### AIM
Take the material and output all of it exactly.

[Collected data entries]
[Begin]

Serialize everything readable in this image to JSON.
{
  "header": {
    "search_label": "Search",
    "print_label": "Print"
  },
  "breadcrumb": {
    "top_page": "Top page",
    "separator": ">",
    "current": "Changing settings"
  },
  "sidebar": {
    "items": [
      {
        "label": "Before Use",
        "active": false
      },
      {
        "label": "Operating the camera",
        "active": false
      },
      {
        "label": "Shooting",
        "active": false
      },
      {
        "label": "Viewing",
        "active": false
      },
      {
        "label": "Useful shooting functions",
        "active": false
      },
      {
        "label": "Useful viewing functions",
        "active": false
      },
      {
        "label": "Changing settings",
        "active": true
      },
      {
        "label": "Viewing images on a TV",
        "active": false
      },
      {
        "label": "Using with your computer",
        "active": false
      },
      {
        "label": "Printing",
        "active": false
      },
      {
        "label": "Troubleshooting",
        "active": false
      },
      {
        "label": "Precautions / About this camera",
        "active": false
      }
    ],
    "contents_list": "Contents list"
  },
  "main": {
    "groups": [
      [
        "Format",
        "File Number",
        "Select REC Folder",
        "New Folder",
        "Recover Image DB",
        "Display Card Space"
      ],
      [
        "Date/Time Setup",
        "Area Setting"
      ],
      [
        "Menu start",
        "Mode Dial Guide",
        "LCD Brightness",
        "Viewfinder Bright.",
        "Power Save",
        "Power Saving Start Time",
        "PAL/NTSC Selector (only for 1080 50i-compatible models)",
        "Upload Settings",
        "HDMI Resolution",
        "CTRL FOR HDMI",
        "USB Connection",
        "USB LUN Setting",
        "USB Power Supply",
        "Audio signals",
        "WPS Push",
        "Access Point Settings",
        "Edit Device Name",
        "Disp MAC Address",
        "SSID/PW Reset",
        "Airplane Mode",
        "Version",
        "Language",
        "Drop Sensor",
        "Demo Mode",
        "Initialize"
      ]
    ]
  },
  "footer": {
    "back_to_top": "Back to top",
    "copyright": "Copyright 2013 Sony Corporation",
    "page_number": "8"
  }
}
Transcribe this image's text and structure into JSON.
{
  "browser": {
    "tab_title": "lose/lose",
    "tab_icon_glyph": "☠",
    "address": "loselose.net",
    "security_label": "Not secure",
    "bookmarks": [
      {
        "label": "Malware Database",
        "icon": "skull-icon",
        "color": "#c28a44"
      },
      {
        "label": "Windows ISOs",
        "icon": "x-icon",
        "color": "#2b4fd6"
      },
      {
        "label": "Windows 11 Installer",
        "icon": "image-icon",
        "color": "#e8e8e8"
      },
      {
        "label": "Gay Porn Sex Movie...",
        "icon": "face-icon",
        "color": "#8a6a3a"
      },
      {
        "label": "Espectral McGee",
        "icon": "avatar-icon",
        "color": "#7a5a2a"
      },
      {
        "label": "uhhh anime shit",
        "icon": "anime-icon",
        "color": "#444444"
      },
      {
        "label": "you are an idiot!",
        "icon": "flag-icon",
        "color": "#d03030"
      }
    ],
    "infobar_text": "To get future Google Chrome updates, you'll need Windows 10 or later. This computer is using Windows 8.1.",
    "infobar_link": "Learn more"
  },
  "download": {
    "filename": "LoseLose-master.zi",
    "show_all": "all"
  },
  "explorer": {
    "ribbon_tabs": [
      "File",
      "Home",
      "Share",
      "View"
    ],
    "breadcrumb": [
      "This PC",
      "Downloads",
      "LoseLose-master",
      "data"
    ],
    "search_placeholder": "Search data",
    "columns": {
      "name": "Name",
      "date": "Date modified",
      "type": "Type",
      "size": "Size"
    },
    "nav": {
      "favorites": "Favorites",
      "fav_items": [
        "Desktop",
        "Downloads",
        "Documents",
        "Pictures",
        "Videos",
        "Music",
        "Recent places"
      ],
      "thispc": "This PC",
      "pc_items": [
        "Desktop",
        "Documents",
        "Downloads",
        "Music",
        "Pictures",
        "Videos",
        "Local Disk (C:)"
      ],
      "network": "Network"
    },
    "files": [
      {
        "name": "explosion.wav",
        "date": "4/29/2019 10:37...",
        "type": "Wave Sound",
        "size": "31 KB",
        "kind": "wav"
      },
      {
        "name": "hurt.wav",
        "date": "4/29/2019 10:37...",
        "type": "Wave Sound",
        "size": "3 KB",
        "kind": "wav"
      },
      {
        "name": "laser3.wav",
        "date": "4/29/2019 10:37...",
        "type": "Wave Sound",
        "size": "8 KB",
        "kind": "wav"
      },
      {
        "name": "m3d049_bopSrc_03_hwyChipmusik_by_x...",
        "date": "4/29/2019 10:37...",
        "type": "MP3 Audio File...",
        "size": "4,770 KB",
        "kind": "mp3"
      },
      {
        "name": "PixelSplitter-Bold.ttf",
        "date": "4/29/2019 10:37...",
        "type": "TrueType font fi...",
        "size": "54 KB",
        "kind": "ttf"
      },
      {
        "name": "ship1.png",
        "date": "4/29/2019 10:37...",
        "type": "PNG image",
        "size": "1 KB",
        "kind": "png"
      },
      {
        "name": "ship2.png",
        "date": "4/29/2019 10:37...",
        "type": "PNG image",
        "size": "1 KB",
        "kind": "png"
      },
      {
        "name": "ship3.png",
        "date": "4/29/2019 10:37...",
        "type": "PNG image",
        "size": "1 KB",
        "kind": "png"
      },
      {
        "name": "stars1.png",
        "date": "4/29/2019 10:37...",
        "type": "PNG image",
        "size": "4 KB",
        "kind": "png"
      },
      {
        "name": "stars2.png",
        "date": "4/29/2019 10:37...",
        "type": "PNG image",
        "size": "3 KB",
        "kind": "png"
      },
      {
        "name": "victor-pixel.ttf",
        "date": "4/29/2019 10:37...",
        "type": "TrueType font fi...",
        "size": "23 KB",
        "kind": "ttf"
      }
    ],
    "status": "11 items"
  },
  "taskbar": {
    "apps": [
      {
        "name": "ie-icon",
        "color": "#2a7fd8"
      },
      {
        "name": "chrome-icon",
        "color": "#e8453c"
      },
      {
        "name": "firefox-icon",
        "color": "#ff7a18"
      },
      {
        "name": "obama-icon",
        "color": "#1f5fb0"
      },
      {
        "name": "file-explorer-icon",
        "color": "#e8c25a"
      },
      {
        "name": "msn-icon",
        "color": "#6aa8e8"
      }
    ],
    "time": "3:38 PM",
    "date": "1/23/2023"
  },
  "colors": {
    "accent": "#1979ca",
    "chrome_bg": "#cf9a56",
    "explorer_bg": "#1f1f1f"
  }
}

[End]

### EXERCISE RESPONSE
Serialize everything readable in this image to JSON.
{
  "header": {
    "search_label": "Search",
    "print_label": "Print"
  },
  "breadcrumb": {
    "top_page": "Top page",
    "separator": ">",
    "current": "Changing settings"
  },
  "sidebar": {
    "items": [
      {
        "label": "Before Use",
        "active": false
      },
      {
        "label": "Operating the camera",
        "active": false
      },
      {
        "label": "Shooting",
        "active": false
      },
      {
        "label": "Viewing",
        "active": false
      },
      {
        "label": "Useful shooting functions",
        "active": false
      },
      {
        "label": "Useful viewing functions",
        "active": false
      },
      {
        "label": "Changing settings",
        "active": true
      },
      {
        "label": "Viewing images on a TV",
        "active": false
      },
      {
        "label": "Using with your computer",
        "active": false
      },
      {
        "label": "Printing",
        "active": false
      },
      {
        "label": "Troubleshooting",
        "active": false
      },
      {
        "label": "Precautions / About this camera",
        "active": false
      }
    ],
    "contents_list": "Contents list"
  },
  "main": {
    "groups": [
      [
        "Format",
        "File Number",
        "Select REC Folder",
        "New Folder",
        "Recover Image DB",
        "Display Card Space"
      ],
      [
        "Date/Time Setup",
        "Area Setting"
      ],
      [
        "Menu start",
        "Mode Dial Guide",
        "LCD Brightness",
        "Viewfinder Bright.",
        "Power Save",
        "Power Saving Start Time",
        "PAL/NTSC Selector (only for 1080 50i-compatible models)",
        "Upload Settings",
        "HDMI Resolution",
        "CTRL FOR HDMI",
        "USB Connection",
        "USB LUN Setting",
        "USB Power Supply",
        "Audio signals",
        "WPS Push",
        "Access Point Settings",
        "Edit Device Name",
        "Disp MAC Address",
        "SSID/PW Reset",
        "Airplane Mode",
        "Version",
        "Language",
        "Drop Sensor",
        "Demo Mode",
        "Initialize"
      ]
    ]
  },
  "footer": {
    "back_to_top": "Back to top",
    "copyright": "Copyright 2013 Sony Corporation",
    "page_number": "8"
  }
}
Transcribe this image's text and structure into JSON.
{
  "browser": {
    "tab_title": "lose/lose",
    "tab_icon_glyph": "☠",
    "address": "loselose.net",
    "security_label": "Not secure",
    "bookmarks": [
      {
        "label": "Malware Database",
        "icon": "skull-icon",
        "color": "#c28a44"
      },
      {
        "label": "Windows ISOs",
        "icon": "x-icon",
        "color": "#2b4fd6"
      },
      {
        "label": "Windows 11 Installer",
        "icon": "image-icon",
        "color": "#e8e8e8"
      },
      {
        "label": "Gay Porn Sex Movie...",
        "icon": "face-icon",
        "color": "#8a6a3a"
      },
      {
        "label": "Espectral McGee",
        "icon": "avatar-icon",
        "color": "#7a5a2a"
      },
      {
        "label": "uhhh anime shit",
        "icon": "anime-icon",
        "color": "#444444"
      },
      {
        "label": "you are an idiot!",
        "icon": "flag-icon",
        "color": "#d03030"
      }
    ],
    "infobar_text": "To get future Google Chrome updates, you'll need Windows 10 or later. This computer is using Windows 8.1.",
    "infobar_link": "Learn more"
  },
  "download": {
    "filename": "LoseLose-master.zi",
    "show_all": "all"
  },
  "explorer": {
    "ribbon_tabs": [
      "File",
      "Home",
      "Share",
      "View"
    ],
    "breadcrumb": [
      "This PC",
      "Downloads",
      "LoseLose-master",
      "data"
    ],
    "search_placeholder": "Search data",
    "columns": {
      "name": "Name",
      "date": "Date modified",
      "type": "Type",
      "size": "Size"
    },
    "nav": {
      "favorites": "Favorites",
      "fav_items": [
        "Desktop",
        "Downloads",
        "Documents",
        "Pictures",
        "Videos",
        "Music",
        "Recent places"
      ],
      "thispc": "This PC",
      "pc_items": [
        "Desktop",
        "Documents",
        "Downloads",
        "Music",
        "Pictures",
        "Videos",
        "Local Disk (C:)"
      ],
      "network": "Network"
    },
    "files": [
      {
        "name": "explosion.wav",
        "date": "4/29/2019 10:37...",
        "type": "Wave Sound",
        "size": "31 KB",
        "kind": "wav"
      },
      {
        "name": "hurt.wav",
        "date": "4/29/2019 10:37...",
        "type": "Wave Sound",
        "size": "3 KB",
        "kind": "wav"
      },
      {
        "name": "laser3.wav",
        "date": "4/29/2019 10:37...",
        "type": "Wave Sound",
        "size": "8 KB",
        "kind": "wav"
      },
      {
        "name": "m3d049_bopSrc_03_hwyChipmusik_by_x...",
        "date": "4/29/2019 10:37...",
        "type": "MP3 Audio File...",
        "size": "4,770 KB",
        "kind": "mp3"
      },
      {
        "name": "PixelSplitter-Bold.ttf",
        "date": "4/29/2019 10:37...",
        "type": "TrueType font fi...",
        "size": "54 KB",
        "kind": "ttf"
      },
      {
        "name": "ship1.png",
        "date": "4/29/2019 10:37...",
        "type": "PNG image",
        "size": "1 KB",
        "kind": "png"
      },
      {
        "name": "ship2.png",
        "date": "4/29/2019 10:37...",
        "type": "PNG image",
        "size": "1 KB",
        "kind": "png"
      },
      {
        "name": "ship3.png",
        "date": "4/29/2019 10:37...",
        "type": "PNG image",
        "size": "1 KB",
        "kind": "png"
      },
      {
        "name": "stars1.png",
        "date": "4/29/2019 10:37...",
        "type": "PNG image",
        "size": "4 KB",
        "kind": "png"
      },
      {
        "name": "stars2.png",
        "date": "4/29/2019 10:37...",
        "type": "PNG image",
        "size": "3 KB",
        "kind": "png"
      },
      {
        "name": "victor-pixel.ttf",
        "date": "4/29/2019 10:37...",
        "type": "TrueType font fi...",
        "size": "23 KB",
        "kind": "ttf"
      }
    ],
    "status": "11 items"
  },
  "taskbar": {
    "apps": [
      {
        "name": "ie-icon",
        "color": "#2a7fd8"
      },
      {
        "name": "chrome-icon",
        "color": "#e8453c"
      },
      {
        "name": "firefox-icon",
        "color": "#ff7a18"
      },
      {
        "name": "obama-icon",
        "color": "#1f5fb0"
      },
      {
        "name": "file-explorer-icon",
        "color": "#e8c25a"
      },
      {
        "name": "msn-icon",
        "color": "#6aa8e8"
      }
    ],
    "time": "3:38 PM",
    "date": "1/23/2023"
  },
  "colors": {
    "accent": "#1979ca",
    "chrome_bg": "#cf9a56",
    "explorer_bg": "#1f1f1f"
  }
}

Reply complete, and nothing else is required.